The entries below should be given again exactly, minus their pictures.

[START INPUT FOR THIS TASK]

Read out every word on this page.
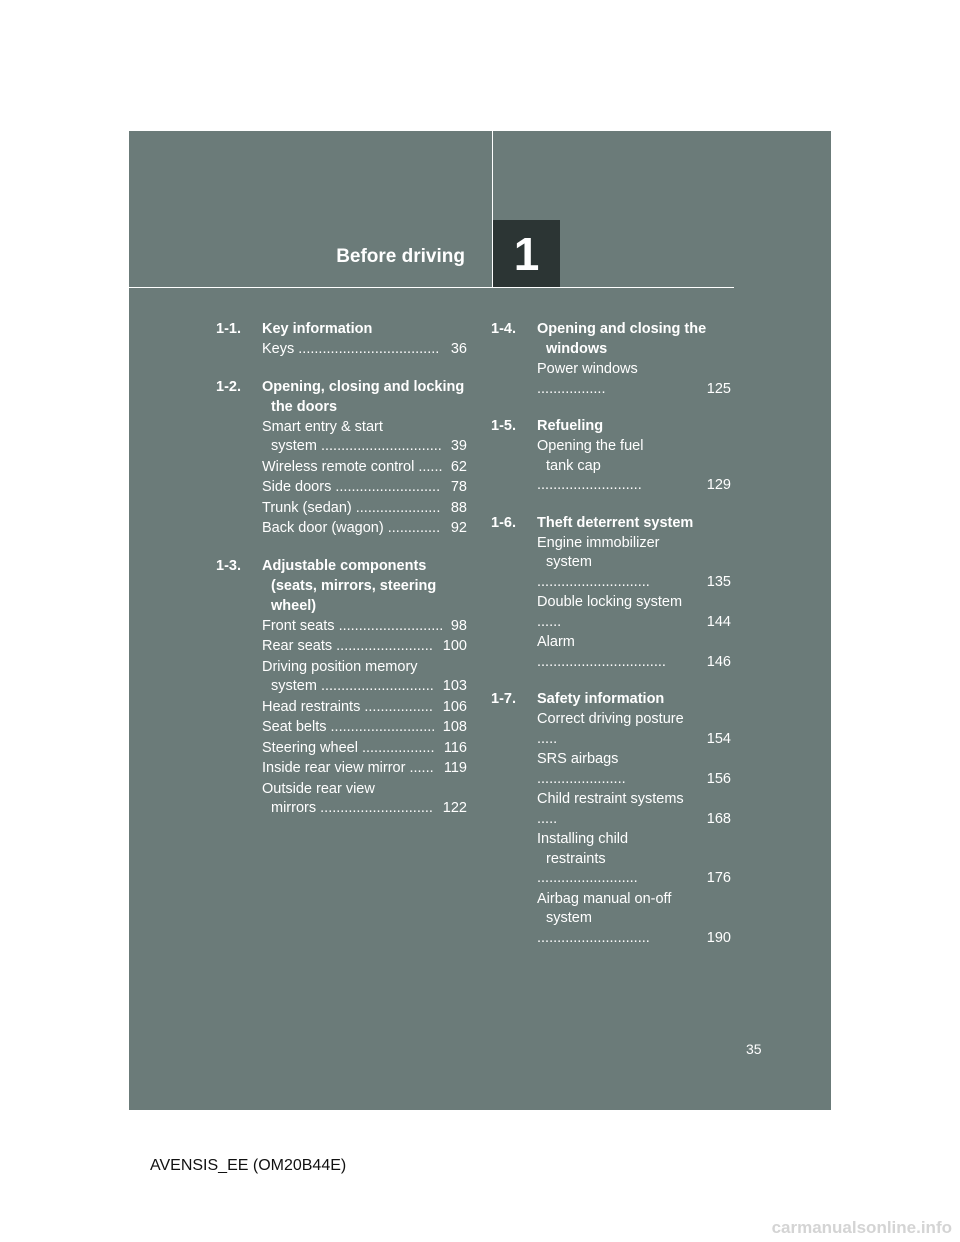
Before driving	1
1-1.	Key information
Keys ................................... 36
1-2.	Opening, closing and locking the doors
Smart entry & start
system .............................. 39
Wireless remote control ...... 62
Side doors .......................... 78
Trunk (sedan) ..................... 88
Back door (wagon) ............. 92
1-3.	Adjustable components (seats, mirrors, steering wheel)
Front seats .......................... 98
Rear seats ........................ 100
Driving position memory
system ............................ 103
Head restraints ................. 106
Seat belts .......................... 108
Steering wheel .................. 116
Inside rear view mirror ...... 119
Outside rear view
mirrors ............................ 122
1-4.	Opening and closing the windows
Power windows .................	125
1-5.	Refueling
Opening the fuel
tank cap ..........................	129
1-6.	Theft deterrent system
Engine immobilizer
system ............................	135
Double locking system ......	144
Alarm ................................	146
1-7.	Safety information
Correct driving posture .....	154
SRS airbags ......................	156
Child restraint systems .....	168
Installing child
restraints .........................	176
Airbag manual on-off
system ............................	190
35
AVENSIS_EE (OM20B44E)
carmanualsonline.info
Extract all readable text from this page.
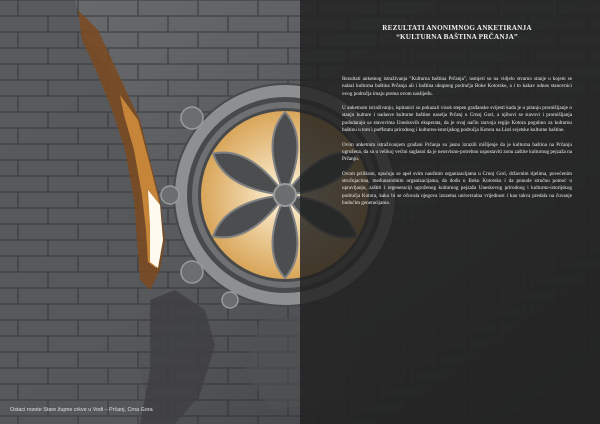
REZULTATI ANONIMNOG ANKETIRANJA

“KULTURNA BAŠTINA PRČANJA”

Rezultati anketnog istraživanja "Kulturna baština Prčanja", usmjeri su na vidjelo stvarno stanje u kojem se nalazi kulturna baština Prčanja ali i baština ukupnog područja Boke Kotorske, a i to kakav odnos stanovnici ovog područja imaju prema ovom naslijeđu.

U anketnom istraživanju, ispitanici su pokazali visok stepen građanske svijesti kada je u pitanju promišljanje o stanju kulture i nadasve kulturne baštine naselja Prčanj u Crnoj Gori, a njihovi se stavovi i promišljanja podudaraju sa stavovima Uneskovih eksperata, da je ovaj način razvoja regije Kotora pogubno za kulturnu baštinu u tom i pu#Istatu prirodnog i kulturno-istorijskog područja Kotora na Listi svjetske kulturne baštine.

Ovim anketnim istraživanjem građani Prčanja su jasno izrazili mišljenje da je kulturna baština na Prčanju ugrožena, da su u velikoj većini saglasni da je neosvisno-potrebno uspostaviti zonu zaštite kulturnog pejzaža na Prčanju.

Ovom prilikom, upućuju se apel svim naučnim organizacijama u Crnoj Gori, državnim tijelima, povećenim stručnjacima, međunarodnim organizacijama, da dođu u Boku Kotorsku i da ponude stručnu pomoć u upravljanju, zaštiti i regeneraciji ugroženog kulturnog pejzaža Uneskovog prirodnog i kulturno-istorijskog područja Kotora, kako bi se očuvala njegova izuzetna univerzalna vrijednost i kao takva predala na čuvanje budućim generacijama.

Ostaci rozete Stare župne crkve u Vodi – Prčanj, Crna Gora
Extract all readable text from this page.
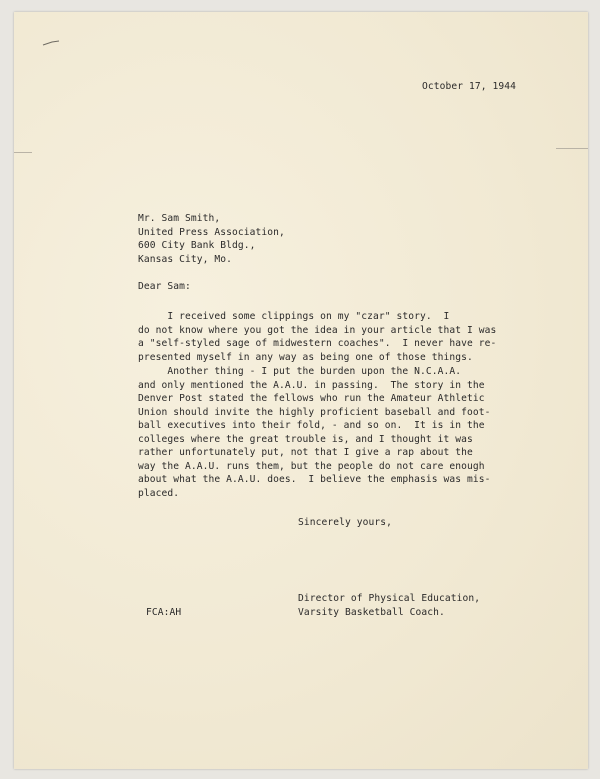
October 17, 1944
Mr. Sam Smith,
United Press Association,
600 City Bank Bldg.,
Kansas City, Mo.
Dear Sam:
I received some clippings on my "czar" story.  I
do not know where you got the idea in your article that I was
a "self-styled sage of midwestern coaches".  I never have re-
presented myself in any way as being one of those things.
Another thing - I put the burden upon the N.C.A.A.
and only mentioned the A.A.U. in passing.  The story in the
Denver Post stated the fellows who run the Amateur Athletic
Union should invite the highly proficient baseball and foot-
ball executives into their fold, - and so on.  It is in the
colleges where the great trouble is, and I thought it was
rather unfortunately put, not that I give a rap about the
way the A.A.U. runs them, but the people do not care enough
about what the A.A.U. does.  I believe the emphasis was mis-
placed.
Sincerely yours,
Director of Physical Education,
Varsity Basketball Coach.
FCA:AH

[END INPUT FOR THIS TASK]

#### [CORRECT RESPONSE]
Read out every word on this page.
Before driving	1
1-1.	Key information
Keys ................................... 36
1-2.	Opening, closing and locking the doors
Smart entry & start
system .............................. 39
Wireless remote control ...... 62
Side doors .......................... 78
Trunk (sedan) ..................... 88
Back door (wagon) ............. 92
1-3.	Adjustable components (seats, mirrors, steering wheel)
Front seats .......................... 98
Rear seats ........................ 100
Driving position memory
system ............................ 103
Head restraints ................. 106
Seat belts .......................... 108
Steering wheel .................. 116
Inside rear view mirror ...... 119
Outside rear view
mirrors ............................ 122
1-4.	Opening and closing the windows
Power windows .................	125
1-5.	Refueling
Opening the fuel
tank cap ..........................	129
1-6.	Theft deterrent system
Engine immobilizer
system ............................	135
Double locking system ......	144
Alarm ................................	146
1-7.	Safety information
Correct driving posture .....	154
SRS airbags ......................	156
Child restraint systems .....	168
Installing child
restraints .........................	176
Airbag manual on-off
system ............................	190
35
AVENSIS_EE (OM20B44E)
carmanualsonline.info
Extract all readable text from this page.
REZULTATI ANONIMNOG ANKETIRANJA

“KULTURNA BAŠTINA PRČANJA”

Rezultati anketnog istraživanja "Kulturna baština Prčanja", usmjeri su na vidjelo stvarno stanje u kojem se nalazi kulturna baština Prčanja ali i baština ukupnog područja Boke Kotorske, a i to kakav odnos stanovnici ovog područja imaju prema ovom naslijeđu.

U anketnom istraživanju, ispitanici su pokazali visok stepen građanske svijesti kada je u pitanju promišljanje o stanju kulture i nadasve kulturne baštine naselja Prčanj u Crnoj Gori, a njihovi se stavovi i promišljanja podudaraju sa stavovima Uneskovih eksperata, da je ovaj način razvoja regije Kotora pogubno za kulturnu baštinu u tom i pu#Istatu prirodnog i kulturno-istorijskog područja Kotora na Listi svjetske kulturne baštine.

Ovim anketnim istraživanjem građani Prčanja su jasno izrazili mišljenje da je kulturna baština na Prčanju ugrožena, da su u velikoj većini saglasni da je neosvisno-potrebno uspostaviti zonu zaštite kulturnog pejzaža na Prčanju.

Ovom prilikom, upućuju se apel svim naučnim organizacijama u Crnoj Gori, državnim tijelima, povećenim stručnjacima, međunarodnim organizacijama, da dođu u Boku Kotorsku i da ponude stručnu pomoć u upravljanju, zaštiti i regeneraciji ugroženog kulturnog pejzaža Uneskovog prirodnog i kulturno-istorijskog područja Kotora, kako bi se očuvala njegova izuzetna univerzalna vrijednost i kao takva predala na čuvanje budućim generacijama.

Ostaci rozete Stare župne crkve u Vodi – Prčanj, Crna Gora
Extract all readable text from this page.
October 17, 1944
Mr. Sam Smith,
United Press Association,
600 City Bank Bldg.,
Kansas City, Mo.
Dear Sam:
I received some clippings on my "czar" story.  I
do not know where you got the idea in your article that I was
a "self-styled sage of midwestern coaches".  I never have re-
presented myself in any way as being one of those things.
Another thing - I put the burden upon the N.C.A.A.
and only mentioned the A.A.U. in passing.  The story in the
Denver Post stated the fellows who run the Amateur Athletic
Union should invite the highly proficient baseball and foot-
ball executives into their fold, - and so on.  It is in the
colleges where the great trouble is, and I thought it was
rather unfortunately put, not that I give a rap about the
way the A.A.U. runs them, but the people do not care enough
about what the A.A.U. does.  I believe the emphasis was mis-
placed.
Sincerely yours,
Director of Physical Education,
Varsity Basketball Coach.
FCA:AH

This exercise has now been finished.